• **TRECHO DO TEXTO**:
Deputados não recebem resposta sobre fiscalização de segurança do Carrefour
A família de João Alberto Silveira Freitas, morto por seguranças de uma unidade do supermercado Carrefour em Porto Alegre às vésperas do Dia da Consciência Negra, levou uma comitiva de parlamentares à capital gaúcha para averiguar o andamento do caso e se reunir com o governador Eduardo Leite (PSDB) no Palácio Piratini, sede do Executivo estadual.
A principal crítica é à fiscalização realizada pela Brigada Militar sobre a atuação da empresa Vector. É ela a responsável pela segurança do Carrefour e teve dois funcionários presos pelo assassinato do cliente.
A pergunta a respeito de como funcionava a fiscalização da Vector antes do ocorrido ficou sem resposta segundo relataram à reportagem as deputadas Maria do Rosário (PT) e Fernanda Melchionna (PSOL), que integram a comissão externa da Câmara criada na semana passada para acompanhar o caso. A reunião aconteceu a portas fechadas.
"Nós não recebemos ainda as informações se essa empresa tinha fiscalização", disse Rosário. Segundo a parlamentar, empresas privadas de segurança armada, para ter autorização, são fiscalizadas pela PF (Polícia Federal). Se não usam armas, seriam, em tese, fiscalizadas pelo estado.
O que nos preocupa é quem fiscaliza afinal as empresas privadas de segurança? Isso não está claro: qual o tipo de fiscalização que existe? Identificamos aqui um grave problema, que não é do Rio Grande do Sul, mas de todo o país."
Maria do Rosário (PT)
A comitiva identificou que a Vector operava sob dois CNPJs: um era usado para o contrato com o Carrefour; o outro, para contratar funcionários.

• **O QUE SE PEDE**: Extraia do texto sobre a fiscalização da segurança do Carrefour tudo o que vai de "Deputados não recebem" até "assassinato do cliente.".

• **ENTRADAS EXTRAÍDAS**:
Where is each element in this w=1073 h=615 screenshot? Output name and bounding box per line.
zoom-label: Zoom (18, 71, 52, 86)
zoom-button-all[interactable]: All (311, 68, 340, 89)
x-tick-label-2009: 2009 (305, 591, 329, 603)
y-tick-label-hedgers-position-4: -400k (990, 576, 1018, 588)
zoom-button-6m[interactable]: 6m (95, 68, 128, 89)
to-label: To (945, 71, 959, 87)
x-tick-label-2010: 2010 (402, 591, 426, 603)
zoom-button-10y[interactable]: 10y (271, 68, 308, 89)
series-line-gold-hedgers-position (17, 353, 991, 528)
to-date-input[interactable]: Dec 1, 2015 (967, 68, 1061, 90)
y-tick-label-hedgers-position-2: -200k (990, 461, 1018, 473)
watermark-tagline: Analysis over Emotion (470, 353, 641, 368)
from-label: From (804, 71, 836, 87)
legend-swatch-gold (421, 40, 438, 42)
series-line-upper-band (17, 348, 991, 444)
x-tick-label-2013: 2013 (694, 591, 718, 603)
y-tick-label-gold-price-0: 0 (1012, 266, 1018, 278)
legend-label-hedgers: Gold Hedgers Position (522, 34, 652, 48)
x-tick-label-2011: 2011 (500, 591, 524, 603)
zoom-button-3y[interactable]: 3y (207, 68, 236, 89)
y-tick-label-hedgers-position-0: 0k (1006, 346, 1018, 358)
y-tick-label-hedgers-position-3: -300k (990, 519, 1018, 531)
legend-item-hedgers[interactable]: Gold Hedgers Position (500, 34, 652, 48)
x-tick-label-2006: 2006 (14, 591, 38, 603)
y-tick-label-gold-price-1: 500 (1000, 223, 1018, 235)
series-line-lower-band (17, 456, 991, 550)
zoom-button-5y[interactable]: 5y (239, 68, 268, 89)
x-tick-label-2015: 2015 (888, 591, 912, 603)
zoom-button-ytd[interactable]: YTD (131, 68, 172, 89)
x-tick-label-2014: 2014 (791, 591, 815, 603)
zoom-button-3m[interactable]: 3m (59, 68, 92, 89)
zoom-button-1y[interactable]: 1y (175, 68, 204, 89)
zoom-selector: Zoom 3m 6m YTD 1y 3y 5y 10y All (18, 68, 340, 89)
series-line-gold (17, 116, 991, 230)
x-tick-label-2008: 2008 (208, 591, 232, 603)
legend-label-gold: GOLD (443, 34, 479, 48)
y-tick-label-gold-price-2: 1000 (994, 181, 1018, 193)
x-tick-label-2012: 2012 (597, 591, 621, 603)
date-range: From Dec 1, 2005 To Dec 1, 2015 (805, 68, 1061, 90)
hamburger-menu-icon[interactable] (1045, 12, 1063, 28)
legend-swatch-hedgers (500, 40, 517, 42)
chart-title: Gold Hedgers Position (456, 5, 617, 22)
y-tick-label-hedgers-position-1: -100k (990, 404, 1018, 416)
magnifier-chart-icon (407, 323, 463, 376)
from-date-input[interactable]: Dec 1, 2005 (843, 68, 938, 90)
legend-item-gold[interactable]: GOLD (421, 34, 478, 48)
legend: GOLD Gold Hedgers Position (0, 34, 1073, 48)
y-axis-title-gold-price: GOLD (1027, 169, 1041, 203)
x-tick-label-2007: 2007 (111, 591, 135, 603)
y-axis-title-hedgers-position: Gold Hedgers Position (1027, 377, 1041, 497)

• **RESULTADO FINAL**:
Deputados não recebem resposta sobre fiscalização de segurança do Carrefour
A família de João Alberto Silveira Freitas, morto por seguranças de uma unidade do supermercado Carrefour em Porto Alegre às vésperas do Dia da Consciência Negra, levou uma comitiva de parlamentares à capital gaúcha para averiguar o andamento do caso e se reunir com o governador Eduardo Leite (PSDB) no Palácio Piratini, sede do Executivo estadual.
A principal crítica é à fiscalização realizada pela Brigada Militar sobre a atuação da empresa Vector. É ela a responsável pela segurança do Carrefour e teve dois funcionários presos pelo assassinato do cliente.